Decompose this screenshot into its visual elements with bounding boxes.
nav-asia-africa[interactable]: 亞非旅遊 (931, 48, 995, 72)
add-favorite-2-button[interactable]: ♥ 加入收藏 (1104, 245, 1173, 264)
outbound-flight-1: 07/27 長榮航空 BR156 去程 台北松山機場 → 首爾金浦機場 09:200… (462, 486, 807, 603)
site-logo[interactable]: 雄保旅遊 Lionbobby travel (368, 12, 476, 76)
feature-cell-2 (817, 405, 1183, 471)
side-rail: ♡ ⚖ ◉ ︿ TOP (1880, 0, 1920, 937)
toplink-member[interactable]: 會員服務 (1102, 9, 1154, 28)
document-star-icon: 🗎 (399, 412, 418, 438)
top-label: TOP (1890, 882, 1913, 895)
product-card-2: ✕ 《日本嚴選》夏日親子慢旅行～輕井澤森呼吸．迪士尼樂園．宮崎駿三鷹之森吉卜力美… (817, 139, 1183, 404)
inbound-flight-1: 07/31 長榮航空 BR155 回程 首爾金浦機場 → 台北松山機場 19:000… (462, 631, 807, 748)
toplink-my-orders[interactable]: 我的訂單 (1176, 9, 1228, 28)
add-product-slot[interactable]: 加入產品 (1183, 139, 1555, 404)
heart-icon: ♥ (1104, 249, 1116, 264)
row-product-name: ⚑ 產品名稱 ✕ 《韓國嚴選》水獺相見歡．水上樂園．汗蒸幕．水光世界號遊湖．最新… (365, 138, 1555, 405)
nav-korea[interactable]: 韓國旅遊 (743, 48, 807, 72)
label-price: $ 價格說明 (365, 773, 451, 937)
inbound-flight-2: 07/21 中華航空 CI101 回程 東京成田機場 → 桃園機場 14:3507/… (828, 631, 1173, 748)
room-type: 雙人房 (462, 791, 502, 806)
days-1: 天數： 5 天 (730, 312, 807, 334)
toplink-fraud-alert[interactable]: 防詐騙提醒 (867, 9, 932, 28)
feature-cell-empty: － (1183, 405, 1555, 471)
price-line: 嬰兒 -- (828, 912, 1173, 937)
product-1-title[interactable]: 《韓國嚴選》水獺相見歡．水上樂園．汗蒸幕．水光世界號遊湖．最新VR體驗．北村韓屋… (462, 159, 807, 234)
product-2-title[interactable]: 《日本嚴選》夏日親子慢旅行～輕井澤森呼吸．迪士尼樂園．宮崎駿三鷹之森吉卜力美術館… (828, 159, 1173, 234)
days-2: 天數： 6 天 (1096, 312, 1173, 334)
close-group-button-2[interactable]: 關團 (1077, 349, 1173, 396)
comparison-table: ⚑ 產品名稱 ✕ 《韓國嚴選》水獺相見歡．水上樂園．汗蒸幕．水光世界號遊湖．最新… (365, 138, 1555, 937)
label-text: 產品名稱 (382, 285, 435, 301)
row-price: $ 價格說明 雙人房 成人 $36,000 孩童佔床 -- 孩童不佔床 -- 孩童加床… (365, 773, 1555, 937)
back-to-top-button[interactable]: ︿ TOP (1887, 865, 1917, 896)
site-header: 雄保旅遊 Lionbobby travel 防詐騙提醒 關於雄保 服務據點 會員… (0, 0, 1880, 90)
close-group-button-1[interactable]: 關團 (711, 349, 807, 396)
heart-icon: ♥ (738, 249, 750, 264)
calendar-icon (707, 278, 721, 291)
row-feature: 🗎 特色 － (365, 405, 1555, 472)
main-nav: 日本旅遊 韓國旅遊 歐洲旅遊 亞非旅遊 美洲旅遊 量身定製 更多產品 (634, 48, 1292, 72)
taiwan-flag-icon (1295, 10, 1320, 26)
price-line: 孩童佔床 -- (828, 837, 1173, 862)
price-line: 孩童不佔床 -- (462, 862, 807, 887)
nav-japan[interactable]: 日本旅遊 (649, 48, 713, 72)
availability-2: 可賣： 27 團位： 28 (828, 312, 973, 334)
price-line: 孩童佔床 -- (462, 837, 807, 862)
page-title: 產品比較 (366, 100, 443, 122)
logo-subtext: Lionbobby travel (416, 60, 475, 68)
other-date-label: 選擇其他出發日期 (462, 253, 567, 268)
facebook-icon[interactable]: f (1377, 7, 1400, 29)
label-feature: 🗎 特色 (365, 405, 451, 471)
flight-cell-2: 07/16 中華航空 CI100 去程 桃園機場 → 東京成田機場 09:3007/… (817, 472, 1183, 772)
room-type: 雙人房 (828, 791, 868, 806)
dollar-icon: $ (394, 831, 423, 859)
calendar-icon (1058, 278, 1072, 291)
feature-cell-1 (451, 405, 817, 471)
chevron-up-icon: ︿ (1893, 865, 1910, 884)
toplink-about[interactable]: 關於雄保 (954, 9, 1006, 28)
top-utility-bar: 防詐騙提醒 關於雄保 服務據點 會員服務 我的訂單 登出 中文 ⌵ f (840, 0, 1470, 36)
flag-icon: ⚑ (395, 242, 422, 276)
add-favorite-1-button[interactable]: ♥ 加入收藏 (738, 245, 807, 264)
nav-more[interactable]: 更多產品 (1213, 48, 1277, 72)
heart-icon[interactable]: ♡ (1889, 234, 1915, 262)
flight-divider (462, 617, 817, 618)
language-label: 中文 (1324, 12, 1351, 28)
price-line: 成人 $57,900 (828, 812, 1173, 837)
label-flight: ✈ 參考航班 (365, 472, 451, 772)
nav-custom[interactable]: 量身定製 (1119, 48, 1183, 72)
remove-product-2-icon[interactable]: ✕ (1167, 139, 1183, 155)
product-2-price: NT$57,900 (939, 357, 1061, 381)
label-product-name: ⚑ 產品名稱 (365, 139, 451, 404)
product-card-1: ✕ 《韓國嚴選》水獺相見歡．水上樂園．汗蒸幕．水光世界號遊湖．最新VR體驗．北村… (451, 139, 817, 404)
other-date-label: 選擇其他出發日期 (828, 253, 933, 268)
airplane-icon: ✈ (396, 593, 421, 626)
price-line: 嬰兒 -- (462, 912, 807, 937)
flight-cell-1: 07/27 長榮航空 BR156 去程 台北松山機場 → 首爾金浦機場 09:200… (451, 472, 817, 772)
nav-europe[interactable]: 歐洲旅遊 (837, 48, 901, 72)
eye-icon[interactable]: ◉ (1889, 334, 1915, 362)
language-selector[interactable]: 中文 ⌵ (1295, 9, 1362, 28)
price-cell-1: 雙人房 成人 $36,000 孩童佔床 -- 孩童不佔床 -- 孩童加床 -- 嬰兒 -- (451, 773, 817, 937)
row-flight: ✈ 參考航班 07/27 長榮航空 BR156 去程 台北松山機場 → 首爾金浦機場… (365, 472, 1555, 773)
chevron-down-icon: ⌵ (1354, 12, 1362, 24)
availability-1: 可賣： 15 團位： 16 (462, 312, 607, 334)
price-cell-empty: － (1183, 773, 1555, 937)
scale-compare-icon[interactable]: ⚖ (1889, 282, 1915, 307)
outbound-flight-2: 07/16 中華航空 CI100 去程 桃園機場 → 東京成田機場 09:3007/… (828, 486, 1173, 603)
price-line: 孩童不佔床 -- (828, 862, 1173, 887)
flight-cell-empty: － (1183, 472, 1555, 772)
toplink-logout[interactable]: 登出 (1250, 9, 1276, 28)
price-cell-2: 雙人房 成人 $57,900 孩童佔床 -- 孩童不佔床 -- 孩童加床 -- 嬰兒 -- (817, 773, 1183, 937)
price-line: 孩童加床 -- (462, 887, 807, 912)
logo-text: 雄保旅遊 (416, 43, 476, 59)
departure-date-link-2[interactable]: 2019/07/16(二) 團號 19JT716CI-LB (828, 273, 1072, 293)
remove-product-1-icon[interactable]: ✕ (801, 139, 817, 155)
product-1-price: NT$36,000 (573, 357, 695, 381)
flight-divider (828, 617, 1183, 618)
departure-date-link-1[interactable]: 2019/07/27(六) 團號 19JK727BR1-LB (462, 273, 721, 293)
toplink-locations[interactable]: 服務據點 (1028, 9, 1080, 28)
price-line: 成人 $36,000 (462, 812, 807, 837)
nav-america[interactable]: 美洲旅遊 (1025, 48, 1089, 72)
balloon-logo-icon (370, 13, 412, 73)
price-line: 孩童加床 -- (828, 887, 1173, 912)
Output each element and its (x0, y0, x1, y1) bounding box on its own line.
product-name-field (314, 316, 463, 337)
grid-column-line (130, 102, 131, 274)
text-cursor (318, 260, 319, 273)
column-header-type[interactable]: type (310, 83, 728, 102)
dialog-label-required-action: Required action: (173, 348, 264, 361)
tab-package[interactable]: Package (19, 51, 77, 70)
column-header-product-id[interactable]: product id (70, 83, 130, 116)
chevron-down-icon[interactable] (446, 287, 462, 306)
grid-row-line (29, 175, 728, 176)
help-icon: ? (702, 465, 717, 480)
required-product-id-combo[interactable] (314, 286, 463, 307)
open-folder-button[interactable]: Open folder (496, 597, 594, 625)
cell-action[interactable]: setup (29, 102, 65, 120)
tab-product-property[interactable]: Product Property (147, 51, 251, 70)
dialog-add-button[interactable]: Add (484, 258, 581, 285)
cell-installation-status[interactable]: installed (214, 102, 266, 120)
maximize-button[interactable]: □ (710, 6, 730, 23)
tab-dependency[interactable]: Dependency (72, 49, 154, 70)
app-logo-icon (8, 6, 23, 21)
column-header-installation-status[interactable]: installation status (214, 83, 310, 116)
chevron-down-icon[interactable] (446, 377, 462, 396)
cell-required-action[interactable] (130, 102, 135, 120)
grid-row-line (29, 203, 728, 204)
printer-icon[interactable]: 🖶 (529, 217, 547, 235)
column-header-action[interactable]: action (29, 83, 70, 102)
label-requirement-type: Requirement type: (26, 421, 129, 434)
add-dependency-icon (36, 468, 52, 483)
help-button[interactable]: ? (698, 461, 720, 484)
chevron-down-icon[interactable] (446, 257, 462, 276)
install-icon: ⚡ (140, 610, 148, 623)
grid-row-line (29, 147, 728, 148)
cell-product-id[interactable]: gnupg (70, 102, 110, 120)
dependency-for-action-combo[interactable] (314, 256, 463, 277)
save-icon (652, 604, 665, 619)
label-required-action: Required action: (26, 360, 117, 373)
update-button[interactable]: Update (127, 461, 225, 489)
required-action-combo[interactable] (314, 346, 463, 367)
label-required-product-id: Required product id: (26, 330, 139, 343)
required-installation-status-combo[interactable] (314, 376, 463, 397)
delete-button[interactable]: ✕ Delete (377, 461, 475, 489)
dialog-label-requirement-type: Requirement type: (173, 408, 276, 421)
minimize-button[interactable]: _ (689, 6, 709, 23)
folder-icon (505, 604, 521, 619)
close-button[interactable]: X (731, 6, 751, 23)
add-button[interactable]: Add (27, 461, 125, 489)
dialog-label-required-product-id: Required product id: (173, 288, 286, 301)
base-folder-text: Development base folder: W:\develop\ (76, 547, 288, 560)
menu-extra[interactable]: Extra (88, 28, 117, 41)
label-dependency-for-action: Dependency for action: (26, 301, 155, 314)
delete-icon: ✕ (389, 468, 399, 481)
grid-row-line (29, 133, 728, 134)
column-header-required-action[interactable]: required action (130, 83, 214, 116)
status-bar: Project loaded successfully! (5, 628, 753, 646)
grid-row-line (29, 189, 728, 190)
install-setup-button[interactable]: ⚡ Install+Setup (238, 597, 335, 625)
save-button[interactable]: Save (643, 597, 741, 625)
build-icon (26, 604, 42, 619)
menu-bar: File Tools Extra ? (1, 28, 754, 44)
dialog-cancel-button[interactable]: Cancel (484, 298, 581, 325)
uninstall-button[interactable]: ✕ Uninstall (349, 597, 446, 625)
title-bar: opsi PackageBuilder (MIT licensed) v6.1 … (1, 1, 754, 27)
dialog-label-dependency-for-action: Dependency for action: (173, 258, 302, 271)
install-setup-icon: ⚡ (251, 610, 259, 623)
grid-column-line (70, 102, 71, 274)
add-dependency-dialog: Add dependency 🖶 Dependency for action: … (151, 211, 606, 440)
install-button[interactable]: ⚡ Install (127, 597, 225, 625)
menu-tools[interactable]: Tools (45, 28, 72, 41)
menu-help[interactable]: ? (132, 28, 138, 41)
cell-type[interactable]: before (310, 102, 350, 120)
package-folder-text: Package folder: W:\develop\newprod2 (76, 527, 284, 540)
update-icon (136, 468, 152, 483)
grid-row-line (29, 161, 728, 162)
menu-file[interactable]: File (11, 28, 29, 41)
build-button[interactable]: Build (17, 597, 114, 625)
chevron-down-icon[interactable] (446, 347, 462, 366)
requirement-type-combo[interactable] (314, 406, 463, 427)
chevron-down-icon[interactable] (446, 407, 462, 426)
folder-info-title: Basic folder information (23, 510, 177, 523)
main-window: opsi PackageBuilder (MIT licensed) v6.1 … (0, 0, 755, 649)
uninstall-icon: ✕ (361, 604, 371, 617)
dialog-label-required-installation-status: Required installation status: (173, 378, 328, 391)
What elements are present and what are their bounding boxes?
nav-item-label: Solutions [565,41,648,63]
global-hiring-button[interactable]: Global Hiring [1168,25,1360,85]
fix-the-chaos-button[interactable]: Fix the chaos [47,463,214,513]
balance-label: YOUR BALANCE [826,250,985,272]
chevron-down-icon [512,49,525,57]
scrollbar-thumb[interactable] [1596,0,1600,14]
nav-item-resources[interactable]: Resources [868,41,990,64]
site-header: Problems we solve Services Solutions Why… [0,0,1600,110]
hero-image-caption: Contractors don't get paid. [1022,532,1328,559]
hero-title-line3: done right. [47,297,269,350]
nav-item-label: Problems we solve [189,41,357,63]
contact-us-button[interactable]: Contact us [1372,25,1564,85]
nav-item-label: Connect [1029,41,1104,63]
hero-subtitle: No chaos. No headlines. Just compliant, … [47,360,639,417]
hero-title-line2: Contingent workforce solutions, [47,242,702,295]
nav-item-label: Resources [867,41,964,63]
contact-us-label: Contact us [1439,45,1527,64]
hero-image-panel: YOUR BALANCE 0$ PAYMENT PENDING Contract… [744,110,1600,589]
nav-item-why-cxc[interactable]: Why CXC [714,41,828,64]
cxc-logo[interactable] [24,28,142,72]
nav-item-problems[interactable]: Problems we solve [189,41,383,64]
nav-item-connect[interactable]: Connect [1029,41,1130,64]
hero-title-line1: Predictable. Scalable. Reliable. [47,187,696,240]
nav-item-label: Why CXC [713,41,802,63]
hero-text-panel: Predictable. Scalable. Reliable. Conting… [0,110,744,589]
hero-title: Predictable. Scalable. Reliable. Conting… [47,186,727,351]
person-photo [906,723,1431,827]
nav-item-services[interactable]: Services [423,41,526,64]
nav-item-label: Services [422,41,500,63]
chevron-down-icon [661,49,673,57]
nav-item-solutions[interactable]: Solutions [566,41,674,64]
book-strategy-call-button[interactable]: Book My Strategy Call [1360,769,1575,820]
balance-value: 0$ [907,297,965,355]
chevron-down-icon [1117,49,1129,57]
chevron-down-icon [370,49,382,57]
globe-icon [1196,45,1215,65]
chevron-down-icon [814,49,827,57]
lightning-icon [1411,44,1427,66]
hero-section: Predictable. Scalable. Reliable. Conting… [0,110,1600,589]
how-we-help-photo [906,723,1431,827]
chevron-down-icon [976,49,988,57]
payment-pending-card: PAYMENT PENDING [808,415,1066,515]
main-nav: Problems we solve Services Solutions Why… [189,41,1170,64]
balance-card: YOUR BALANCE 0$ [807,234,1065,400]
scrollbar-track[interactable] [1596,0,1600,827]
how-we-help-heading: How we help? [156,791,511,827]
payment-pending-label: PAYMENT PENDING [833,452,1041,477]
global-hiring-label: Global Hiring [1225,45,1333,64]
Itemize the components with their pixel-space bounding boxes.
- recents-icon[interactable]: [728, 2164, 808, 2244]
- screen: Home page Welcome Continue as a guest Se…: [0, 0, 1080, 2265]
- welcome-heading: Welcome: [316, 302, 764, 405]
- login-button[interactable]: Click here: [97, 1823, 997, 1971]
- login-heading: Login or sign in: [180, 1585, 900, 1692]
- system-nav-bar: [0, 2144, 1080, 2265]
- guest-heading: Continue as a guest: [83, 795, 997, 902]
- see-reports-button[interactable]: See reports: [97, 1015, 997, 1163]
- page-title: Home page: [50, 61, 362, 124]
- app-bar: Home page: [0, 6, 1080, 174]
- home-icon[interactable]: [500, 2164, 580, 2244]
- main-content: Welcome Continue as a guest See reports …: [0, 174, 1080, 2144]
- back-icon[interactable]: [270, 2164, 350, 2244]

Description of the task
Please return, unchanged, the part of the listing that runs from its first line through the line containing "inbound-flight-1: 07/31 長榮航空", with both ends included.

Result of the exercise
Decompose this screenshot into its visual elements with bounding boxes.
nav-asia-africa[interactable]: 亞非旅遊 (931, 48, 995, 72)
add-favorite-2-button[interactable]: ♥ 加入收藏 (1104, 245, 1173, 264)
outbound-flight-1: 07/27 長榮航空 BR156 去程 台北松山機場 → 首爾金浦機場 09:200… (462, 486, 807, 603)
site-logo[interactable]: 雄保旅遊 Lionbobby travel (368, 12, 476, 76)
feature-cell-2 (817, 405, 1183, 471)
side-rail: ♡ ⚖ ◉ ︿ TOP (1880, 0, 1920, 937)
toplink-member[interactable]: 會員服務 (1102, 9, 1154, 28)
document-star-icon: 🗎 (399, 412, 418, 438)
top-label: TOP (1890, 882, 1913, 895)
product-card-2: ✕ 《日本嚴選》夏日親子慢旅行～輕井澤森呼吸．迪士尼樂園．宮崎駿三鷹之森吉卜力美… (817, 139, 1183, 404)
inbound-flight-1: 07/31 長榮航空 BR155 回程 首爾金浦機場 → 台北松山機場 19:000… (462, 631, 807, 748)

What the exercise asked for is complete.